-- Start of Given entries --

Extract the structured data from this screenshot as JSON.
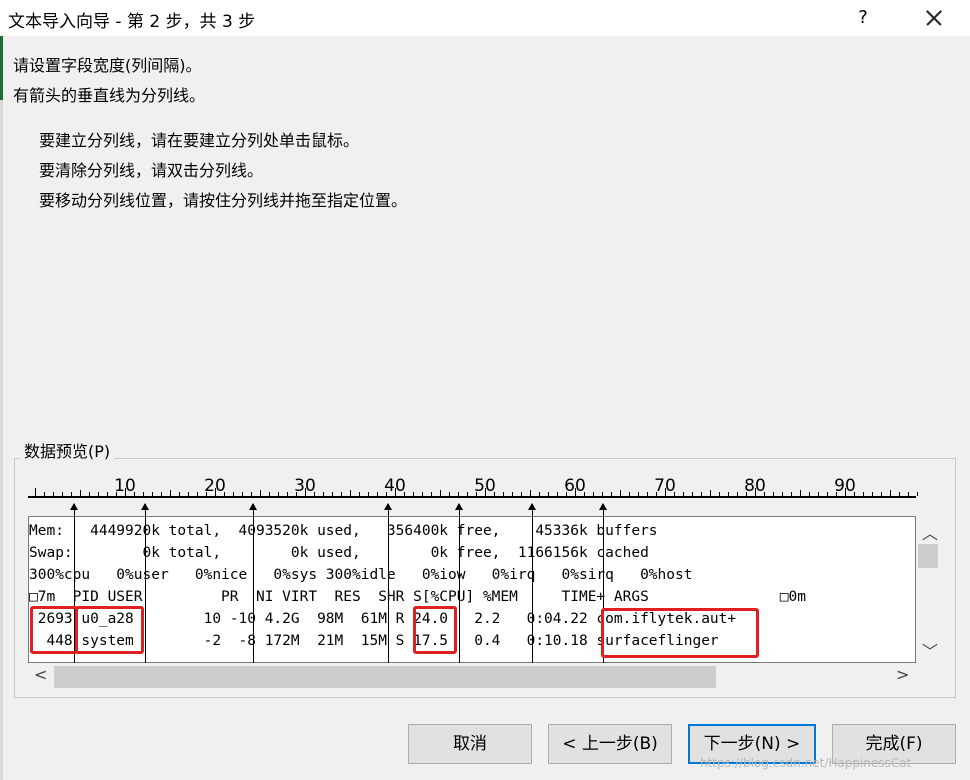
{
  "window": {
    "title": "文本导入向导 - 第 2 步，共 3 步",
    "help_label": "?"
  },
  "intro": {
    "line1": "请设置字段宽度(列间隔)。",
    "line2": "有箭头的垂直线为分列线。"
  },
  "instructions": {
    "line1": "要建立分列线，请在要建立分列处单击鼠标。",
    "line2": "要清除分列线，请双击分列线。",
    "line3": "要移动分列线位置，请按住分列线并拖至指定位置。"
  },
  "preview": {
    "label": "数据预览(P)",
    "ruler_numbers": [
      "10",
      "20",
      "30",
      "40",
      "50",
      "60",
      "70",
      "80",
      "90"
    ],
    "rows": [
      "Mem:   4449920k total,  4093520k used,   356400k free,    45336k buffers",
      "Swap:        0k total,        0k used,        0k free,  1166156k cached",
      "300%cpu   0%user   0%nice   0%sys 300%idle   0%iow   0%irq   0%sirq   0%host",
      "□7m  PID USER         PR  NI VIRT  RES  SHR S[%CPU] %MEM     TIME+ ARGS               □0m",
      " 2693 u0_a28        10 -10 4.2G  98M  61M R 24.0   2.2   0:04.22 com.iflytek.aut+",
      "  448 system        -2  -8 172M  21M  15M S 17.5   0.4   0:10.18 surfaceflinger"
    ]
  },
  "buttons": {
    "cancel": "取消",
    "back": "< 上一步(B)",
    "next": "下一步(N) >",
    "finish": "完成(F)"
  },
  "watermark": "https://blog.csdn.net/HappinessCat"
}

-- End of Given entries --

### [Stated problem]
The word "total" appears in how many lines of the data? Answer with only the number.

### [Solution]
2